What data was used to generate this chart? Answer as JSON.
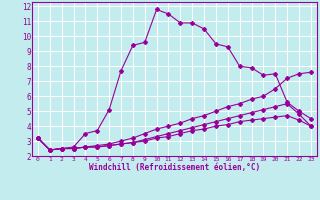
{
  "xlabel": "Windchill (Refroidissement éolien,°C)",
  "xlim": [
    -0.5,
    23.5
  ],
  "ylim": [
    2,
    12.3
  ],
  "xticks": [
    0,
    1,
    2,
    3,
    4,
    5,
    6,
    7,
    8,
    9,
    10,
    11,
    12,
    13,
    14,
    15,
    16,
    17,
    18,
    19,
    20,
    21,
    22,
    23
  ],
  "yticks": [
    2,
    3,
    4,
    5,
    6,
    7,
    8,
    9,
    10,
    11,
    12
  ],
  "bg_color": "#c2ecee",
  "line_color": "#990099",
  "grid_color": "#ffffff",
  "line1_x": [
    0,
    1,
    2,
    3,
    4,
    5,
    6,
    7,
    8,
    9,
    10,
    11,
    12,
    13,
    14,
    15,
    16,
    17,
    18,
    19,
    20,
    21,
    22,
    23
  ],
  "line1_y": [
    3.2,
    2.4,
    2.5,
    2.6,
    3.5,
    3.7,
    5.1,
    7.7,
    9.4,
    9.6,
    11.8,
    11.5,
    10.9,
    10.9,
    10.5,
    9.5,
    9.3,
    8.0,
    7.9,
    7.4,
    7.5,
    5.6,
    5.0,
    4.5
  ],
  "line2_x": [
    0,
    1,
    2,
    3,
    4,
    5,
    6,
    7,
    8,
    9,
    10,
    11,
    12,
    13,
    14,
    15,
    16,
    17,
    18,
    19,
    20,
    21,
    22,
    23
  ],
  "line2_y": [
    3.2,
    2.4,
    2.5,
    2.5,
    2.6,
    2.7,
    2.8,
    3.0,
    3.2,
    3.5,
    3.8,
    4.0,
    4.2,
    4.5,
    4.7,
    5.0,
    5.3,
    5.5,
    5.8,
    6.0,
    6.5,
    7.2,
    7.5,
    7.6
  ],
  "line3_x": [
    0,
    1,
    2,
    3,
    4,
    5,
    6,
    7,
    8,
    9,
    10,
    11,
    12,
    13,
    14,
    15,
    16,
    17,
    18,
    19,
    20,
    21,
    22,
    23
  ],
  "line3_y": [
    3.2,
    2.4,
    2.5,
    2.5,
    2.6,
    2.6,
    2.7,
    2.8,
    2.9,
    3.1,
    3.3,
    3.5,
    3.7,
    3.9,
    4.1,
    4.3,
    4.5,
    4.7,
    4.9,
    5.1,
    5.3,
    5.5,
    4.8,
    4.0
  ],
  "line4_x": [
    0,
    1,
    2,
    3,
    4,
    5,
    6,
    7,
    8,
    9,
    10,
    11,
    12,
    13,
    14,
    15,
    16,
    17,
    18,
    19,
    20,
    21,
    22,
    23
  ],
  "line4_y": [
    3.2,
    2.4,
    2.5,
    2.5,
    2.6,
    2.6,
    2.7,
    2.8,
    2.9,
    3.0,
    3.2,
    3.3,
    3.5,
    3.7,
    3.8,
    4.0,
    4.1,
    4.3,
    4.4,
    4.5,
    4.6,
    4.7,
    4.4,
    4.0
  ]
}
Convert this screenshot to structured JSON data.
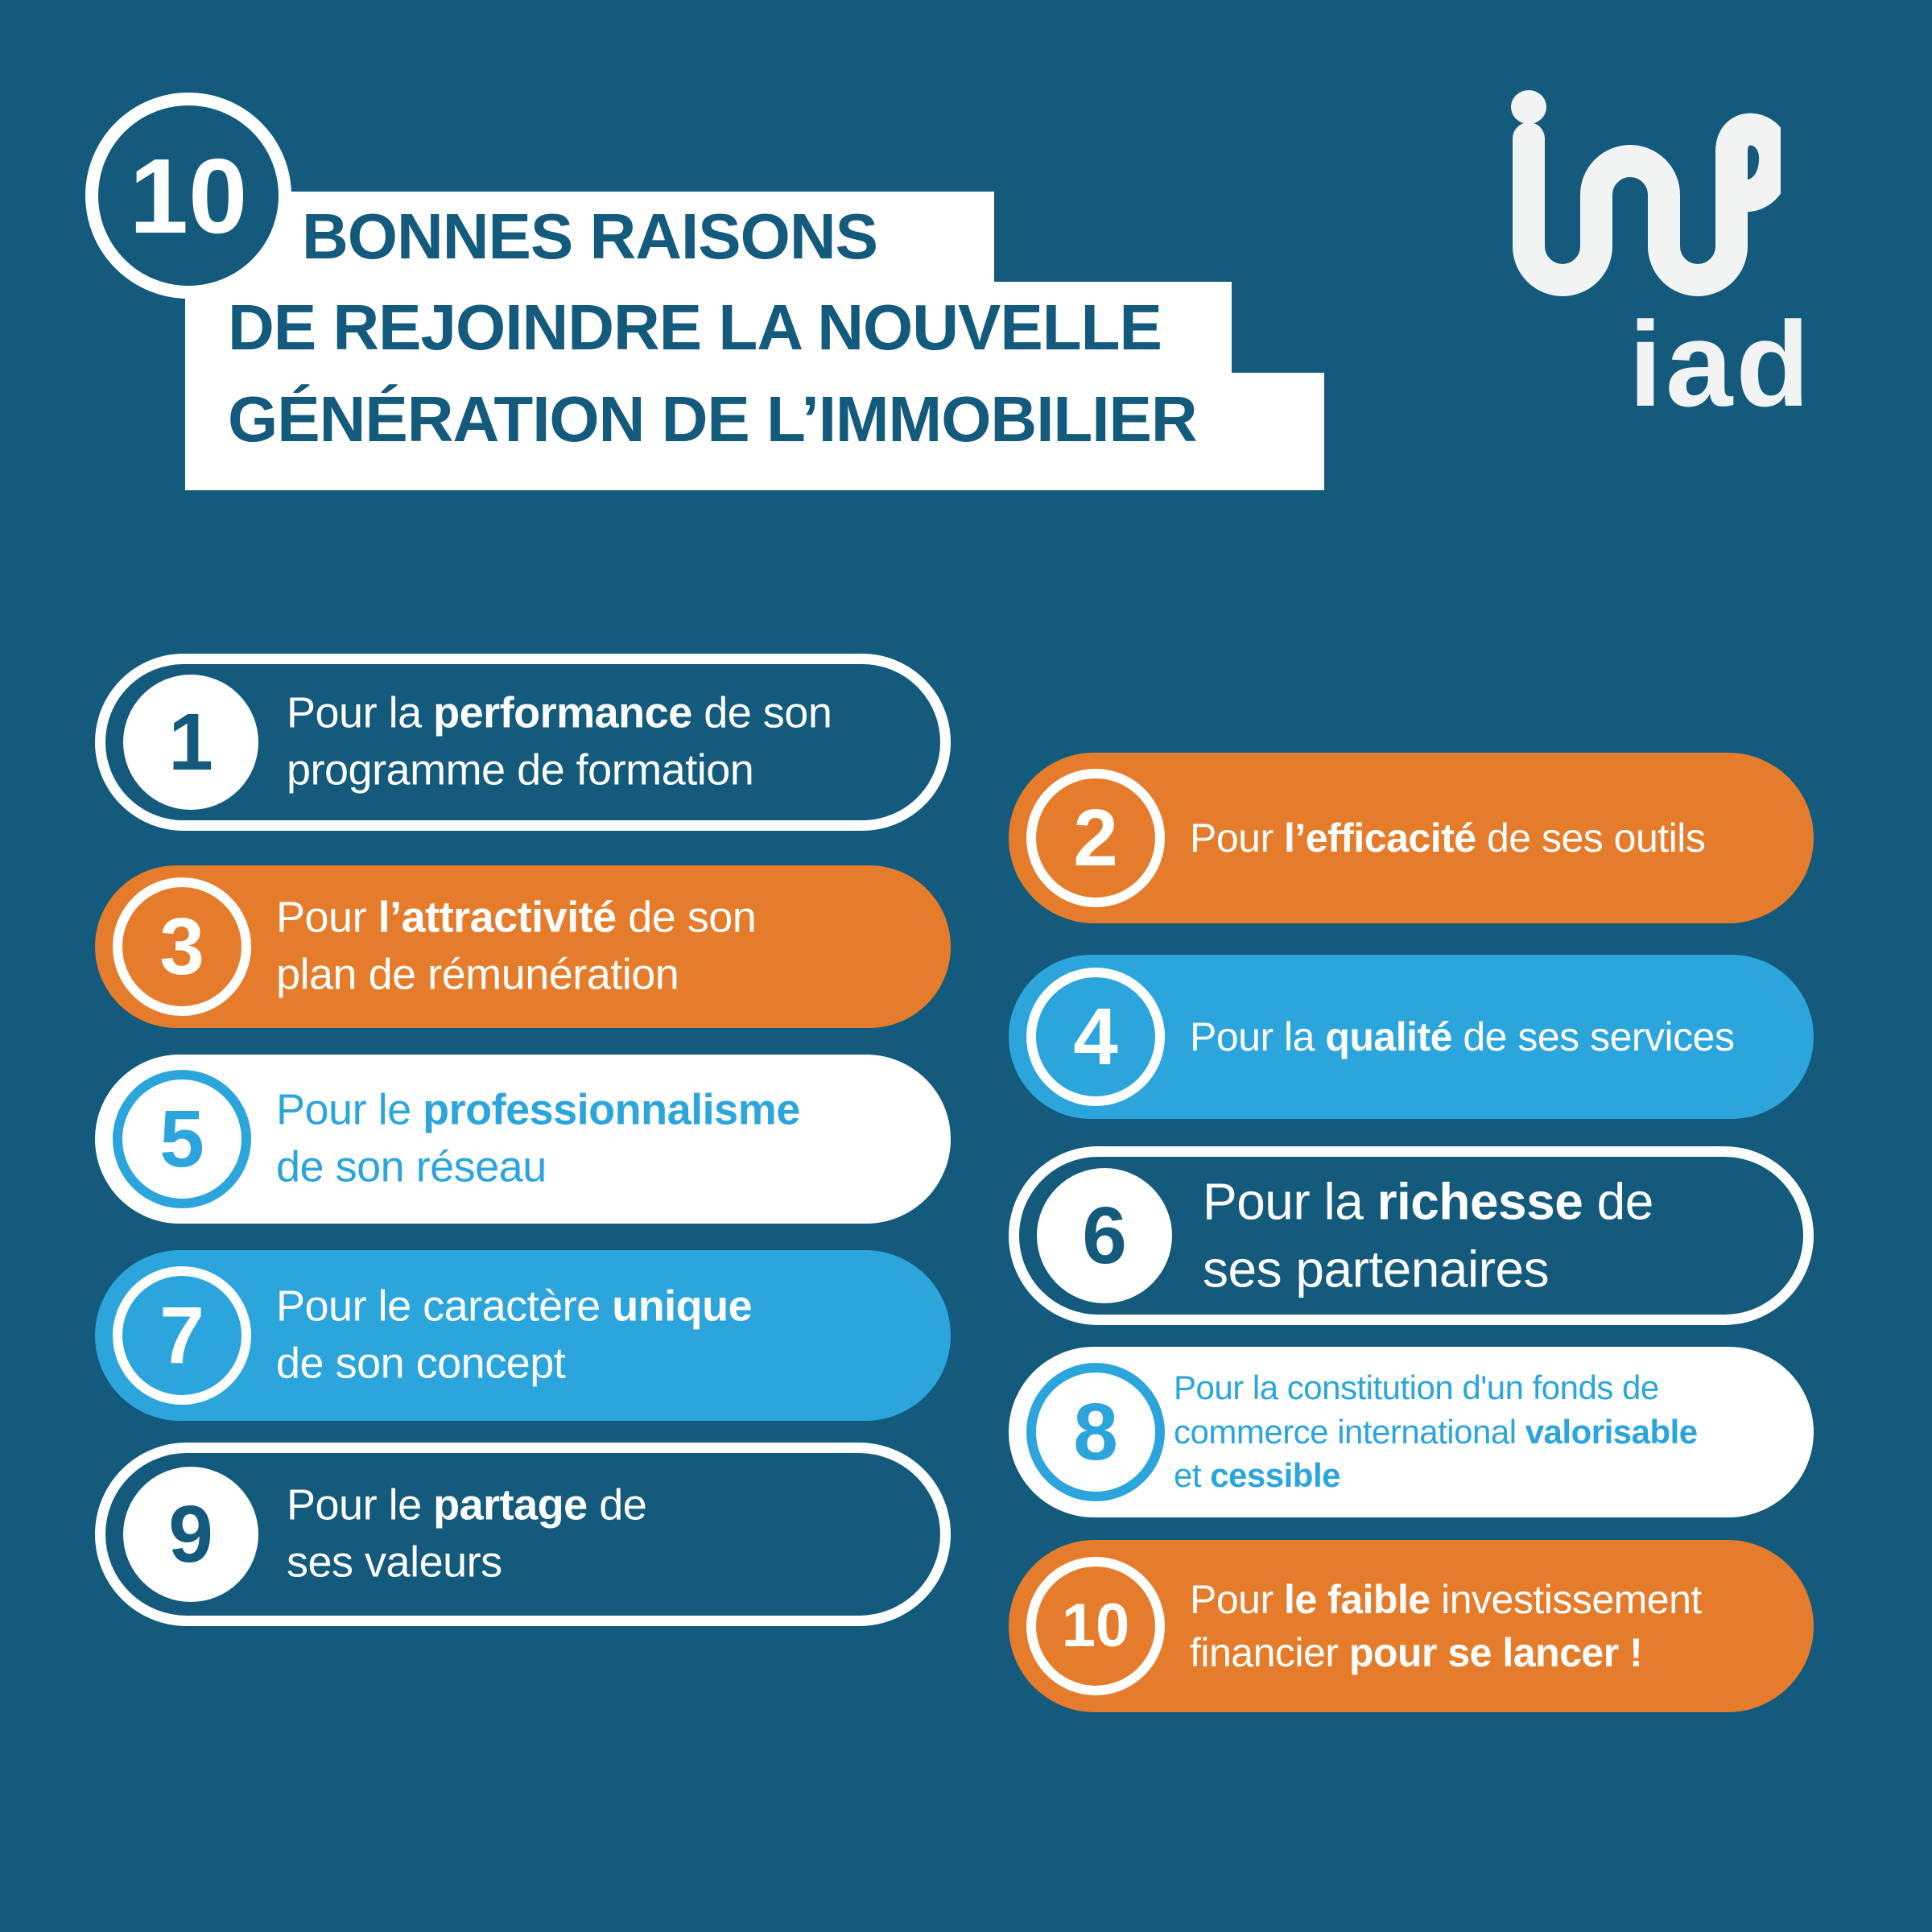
{
  "colors": {
    "background": "#135A7C",
    "orange": "#E57C2B",
    "light_blue": "#2BA5DC",
    "white": "#FFFFFF",
    "logo_offwhite": "#F2F3F3"
  },
  "header": {
    "count_badge": "10",
    "title_lines": [
      {
        "segments": [
          {
            "text": "BONNES RAISONS",
            "bold": true
          }
        ]
      },
      {
        "segments": [
          {
            "text": "DE REJOINDRE LA ",
            "bold": false
          },
          {
            "text": "NOUVELLE",
            "bold": true
          }
        ]
      },
      {
        "segments": [
          {
            "text": "GÉNÉRATION DE L’IMMOBILIER",
            "bold": true
          }
        ]
      }
    ]
  },
  "logo": {
    "wordmark": "iad",
    "mark": "iad-loop-monogram"
  },
  "reasons": [
    {
      "number": "1",
      "variant": "outline",
      "column": "left",
      "segments": [
        {
          "text": "Pour la ",
          "bold": false
        },
        {
          "text": "performance",
          "bold": true
        },
        {
          "text": " de son\nprogramme de formation",
          "bold": false
        }
      ]
    },
    {
      "number": "2",
      "variant": "orange",
      "column": "right",
      "segments": [
        {
          "text": "Pour ",
          "bold": false
        },
        {
          "text": "l’efficacité",
          "bold": true
        },
        {
          "text": " de ses outils",
          "bold": false
        }
      ]
    },
    {
      "number": "3",
      "variant": "orange",
      "column": "left",
      "segments": [
        {
          "text": "Pour ",
          "bold": false
        },
        {
          "text": "l’attractivité",
          "bold": true
        },
        {
          "text": " de son\nplan de rémunération",
          "bold": false
        }
      ]
    },
    {
      "number": "4",
      "variant": "lightblue",
      "column": "right",
      "segments": [
        {
          "text": "Pour la ",
          "bold": false
        },
        {
          "text": "qualité",
          "bold": true
        },
        {
          "text": " de ses services",
          "bold": false
        }
      ]
    },
    {
      "number": "5",
      "variant": "white",
      "column": "left",
      "segments": [
        {
          "text": "Pour le ",
          "bold": false
        },
        {
          "text": "professionnalisme",
          "bold": true
        },
        {
          "text": "\nde son réseau",
          "bold": false
        }
      ]
    },
    {
      "number": "6",
      "variant": "outline",
      "column": "right",
      "segments": [
        {
          "text": "Pour la ",
          "bold": false
        },
        {
          "text": "richesse",
          "bold": true
        },
        {
          "text": " de\nses partenaires",
          "bold": false
        }
      ]
    },
    {
      "number": "7",
      "variant": "lightblue",
      "column": "left",
      "segments": [
        {
          "text": "Pour le caractère ",
          "bold": false
        },
        {
          "text": "unique",
          "bold": true
        },
        {
          "text": "\nde son concept",
          "bold": false
        }
      ]
    },
    {
      "number": "8",
      "variant": "white",
      "column": "right",
      "segments": [
        {
          "text": "Pour la constitution d'un fonds de\ncommerce international ",
          "bold": false
        },
        {
          "text": "valorisable",
          "bold": true
        },
        {
          "text": "\net ",
          "bold": false
        },
        {
          "text": "cessible",
          "bold": true
        }
      ]
    },
    {
      "number": "9",
      "variant": "outline",
      "column": "left",
      "segments": [
        {
          "text": "Pour le ",
          "bold": false
        },
        {
          "text": "partage",
          "bold": true
        },
        {
          "text": " de\nses valeurs",
          "bold": false
        }
      ]
    },
    {
      "number": "10",
      "variant": "orange",
      "column": "right",
      "segments": [
        {
          "text": "Pour ",
          "bold": false
        },
        {
          "text": "le faible",
          "bold": true
        },
        {
          "text": " investissement\nfinancier ",
          "bold": false
        },
        {
          "text": "pour se lancer !",
          "bold": true
        }
      ]
    }
  ]
}
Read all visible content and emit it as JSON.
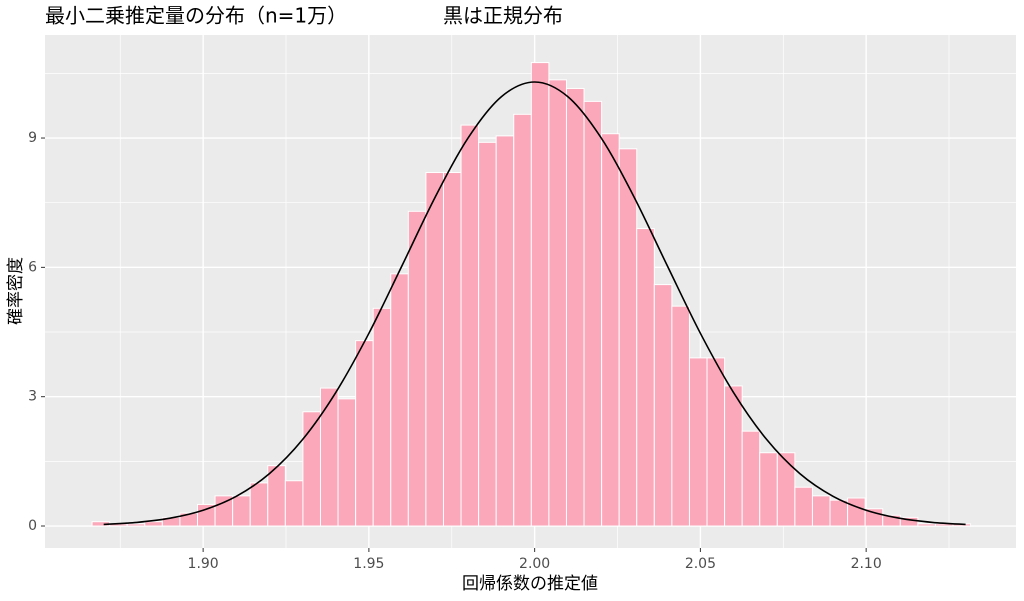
{
  "chart_data": {
    "type": "histogram",
    "title": "最小二乗推定量の分布（n=1万）",
    "subtitle": "黒は正規分布",
    "x_label": "回帰係数の推定値",
    "y_label": "確率密度",
    "bins": [
      1.8665,
      1.8718,
      1.8771,
      1.8824,
      1.8877,
      1.893,
      1.8983,
      1.9036,
      1.9089,
      1.9142,
      1.9195,
      1.9248,
      1.9301,
      1.9354,
      1.9407,
      1.946,
      1.9513,
      1.9566,
      1.9619,
      1.9672,
      1.9725,
      1.9778,
      1.9831,
      1.9884,
      1.9937,
      1.999,
      2.0043,
      2.0096,
      2.0149,
      2.0202,
      2.0255,
      2.0308,
      2.0361,
      2.0414,
      2.0467,
      2.052,
      2.0573,
      2.0626,
      2.0679,
      2.0732,
      2.0785,
      2.0838,
      2.0891,
      2.0944,
      2.0997,
      2.105,
      2.1103,
      2.1156,
      2.1209,
      2.1262,
      2.1315
    ],
    "values": [
      0.1,
      0.05,
      0.05,
      0.1,
      0.2,
      0.3,
      0.5,
      0.7,
      0.7,
      1.0,
      1.4,
      1.05,
      2.65,
      3.2,
      2.95,
      4.3,
      5.05,
      5.85,
      7.3,
      8.2,
      8.2,
      9.3,
      8.9,
      9.05,
      9.55,
      10.75,
      10.35,
      10.15,
      9.85,
      9.1,
      8.75,
      6.9,
      5.6,
      5.1,
      3.9,
      3.9,
      3.25,
      2.2,
      1.7,
      1.7,
      0.9,
      0.7,
      0.6,
      0.65,
      0.4,
      0.25,
      0.2,
      0.05,
      0.05,
      0.05
    ],
    "color": "#fba8ba",
    "edge_color": "#ffffff",
    "curve": {
      "color": "#000000",
      "x": [
        1.87,
        1.88,
        1.89,
        1.9,
        1.91,
        1.92,
        1.93,
        1.94,
        1.95,
        1.96,
        1.97,
        1.98,
        1.99,
        2.0,
        2.01,
        2.02,
        2.03,
        2.04,
        2.05,
        2.06,
        2.07,
        2.08,
        2.09,
        2.1,
        2.11,
        2.12,
        2.13
      ],
      "values": [
        0.037,
        0.084,
        0.181,
        0.366,
        0.689,
        1.215,
        2.006,
        3.096,
        4.47,
        6.04,
        7.63,
        9.01,
        9.96,
        10.3,
        9.96,
        9.01,
        7.63,
        6.04,
        4.47,
        3.096,
        2.006,
        1.215,
        0.689,
        0.366,
        0.181,
        0.084,
        0.037
      ]
    },
    "xlim": [
      1.8523,
      2.1452
    ],
    "ylim": [
      -0.51,
      11.39
    ],
    "xticks": [
      {
        "value": 1.9,
        "label": "1.90"
      },
      {
        "value": 1.95,
        "label": "1.95"
      },
      {
        "value": 2.0,
        "label": "2.00"
      },
      {
        "value": 2.05,
        "label": "2.05"
      },
      {
        "value": 2.1,
        "label": "2.10"
      }
    ],
    "yticks": [
      0,
      3,
      6,
      9
    ],
    "x_minor_grid": [
      1.875,
      1.925,
      1.975,
      2.025,
      2.075,
      2.125
    ],
    "y_minor_grid": [
      1.5,
      4.5,
      7.5,
      10.5
    ],
    "grid": true
  }
}
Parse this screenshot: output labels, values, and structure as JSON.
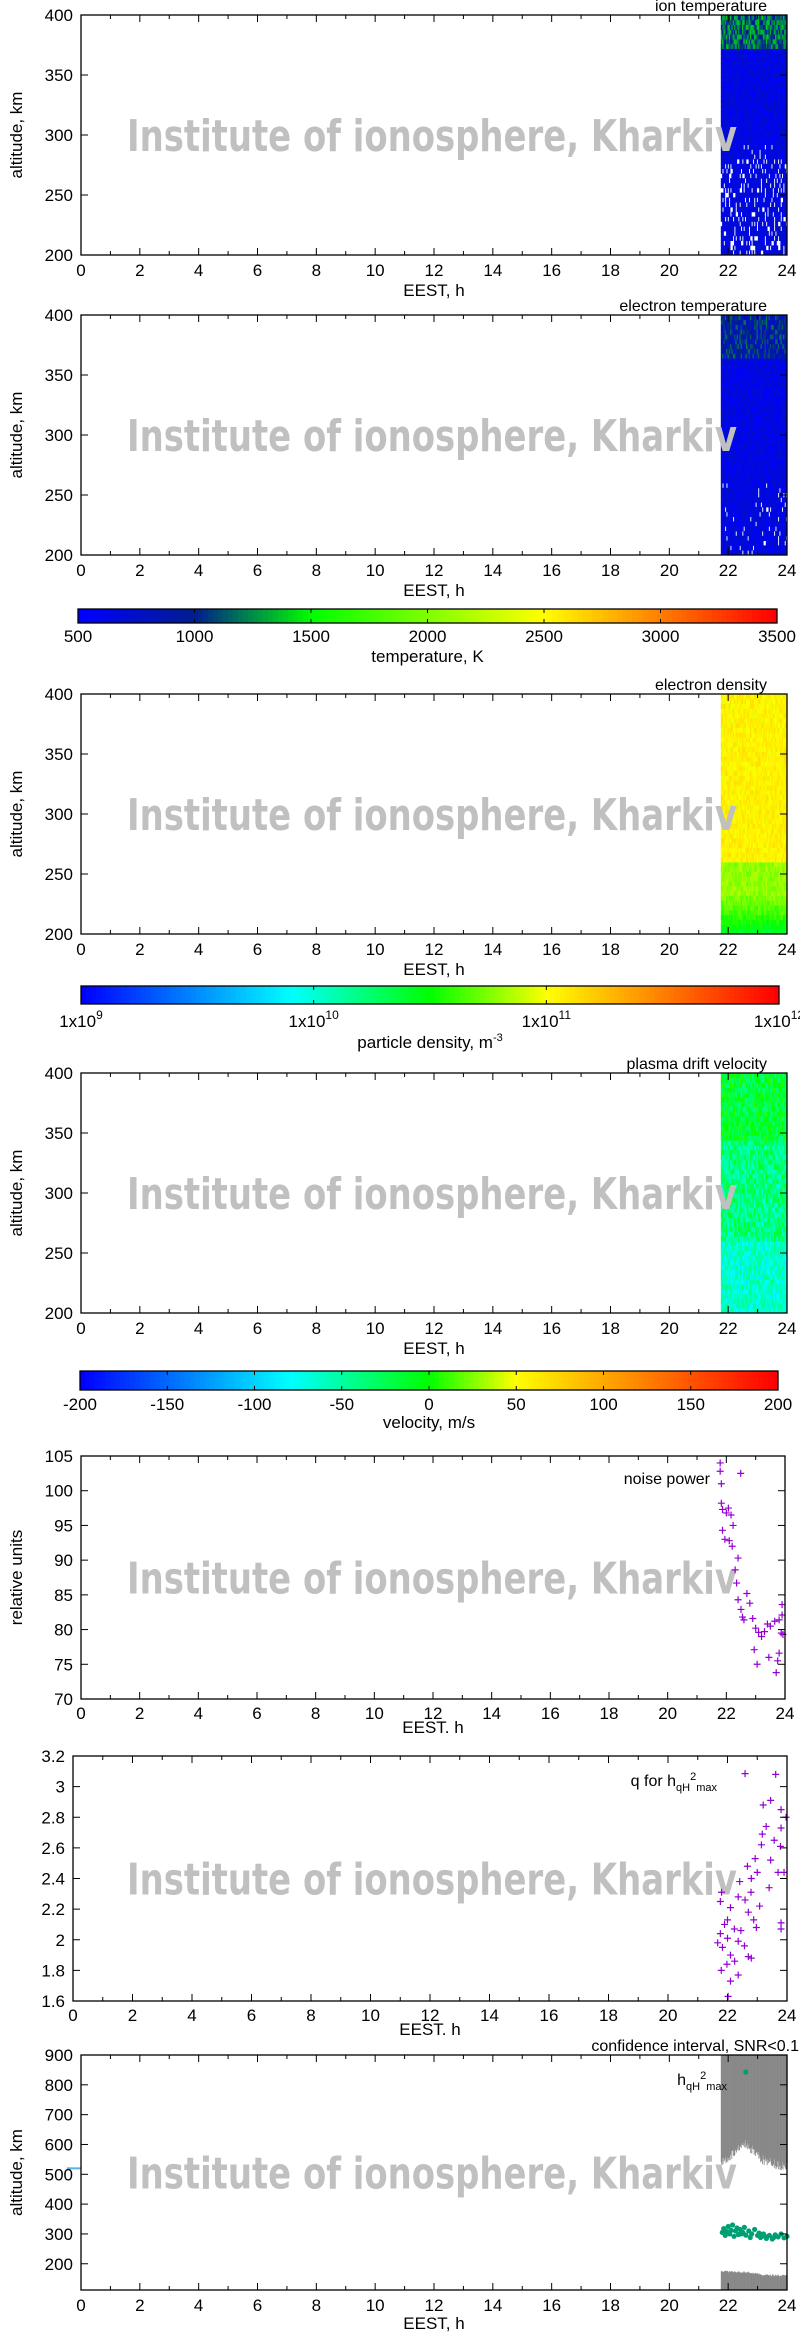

________________________

» **Stated goal**
Gather and return every line that holds the string "nses".

» **Answer for this exercise**
          "text": " de\nses partenaires",
          "text": " de\nses valeurs",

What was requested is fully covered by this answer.